Locate every line in the records below that contains the word "byale", and copy each one.

-- begin Record list --

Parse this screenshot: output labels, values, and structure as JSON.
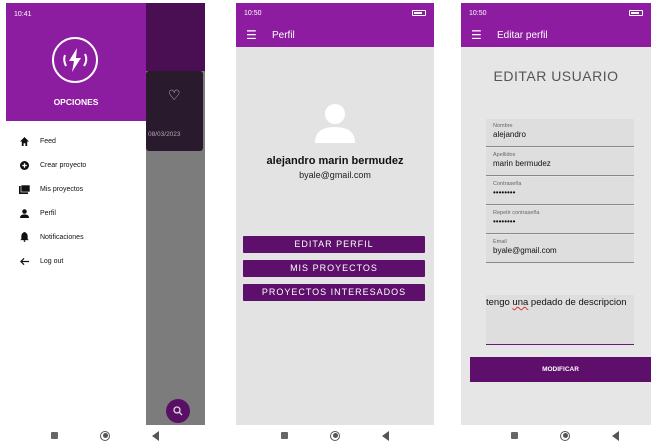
{
  "screen1": {
    "status_time": "10:41",
    "drawer_title": "OPCIONES",
    "menu": [
      {
        "icon": "home-icon",
        "label": "Feed"
      },
      {
        "icon": "add-circle-icon",
        "label": "Crear proyecto"
      },
      {
        "icon": "folders-icon",
        "label": "Mis proyectos"
      },
      {
        "icon": "person-icon",
        "label": "Perfil"
      },
      {
        "icon": "bell-icon",
        "label": "Notificaciones"
      },
      {
        "icon": "arrow-left-icon",
        "label": "Log out"
      }
    ],
    "background_date": "08/03/2023"
  },
  "screen2": {
    "status_time": "10:50",
    "appbar_title": "Perfil",
    "user_name": "alejandro marin bermudez",
    "user_email": "byale@gmail.com",
    "buttons": [
      "EDITAR PERFIL",
      "MIS PROYECTOS",
      "PROYECTOS INTERESADOS"
    ]
  },
  "screen3": {
    "status_time": "10:50",
    "appbar_title": "Editar perfil",
    "heading": "EDITAR USUARIO",
    "fields": [
      {
        "label": "Nombre",
        "value": "alejandro"
      },
      {
        "label": "Apellidos",
        "value": "marin bermudez"
      },
      {
        "label": "Contraseña",
        "value": "••••••••"
      },
      {
        "label": "Repetir contraseña",
        "value": "••••••••"
      },
      {
        "label": "Email",
        "value": "byale@gmail.com"
      }
    ],
    "description_pre": "tengo ",
    "description_misspelled": "una",
    "description_post": " pedado de descripcion",
    "submit_label": "MODIFICAR"
  },
  "colors": {
    "primary": "#8d1ca0",
    "button": "#5e0e6b",
    "background": "#e3e3e3"
  }
}
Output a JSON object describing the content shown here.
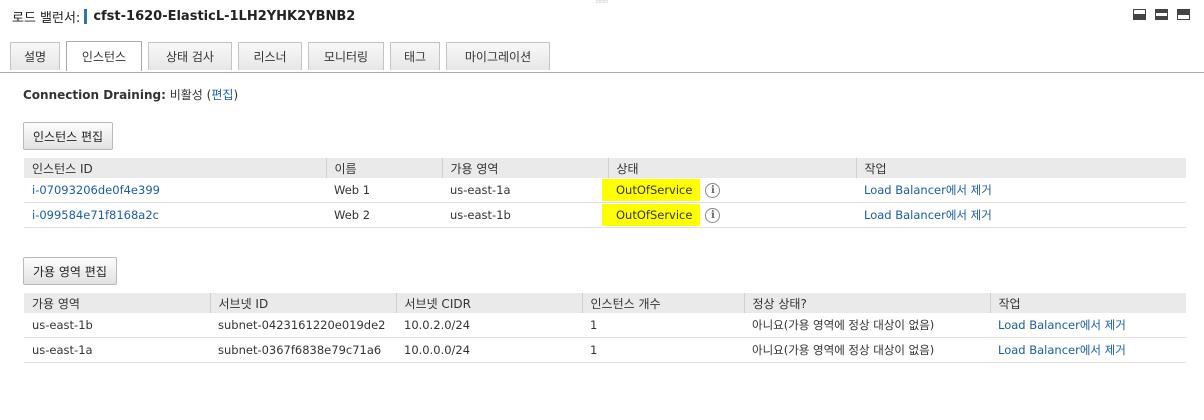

-- end Record list --

**The completed task:**
    "user_email": "byale@gmail.com",
        "value": "byale@gmail.com"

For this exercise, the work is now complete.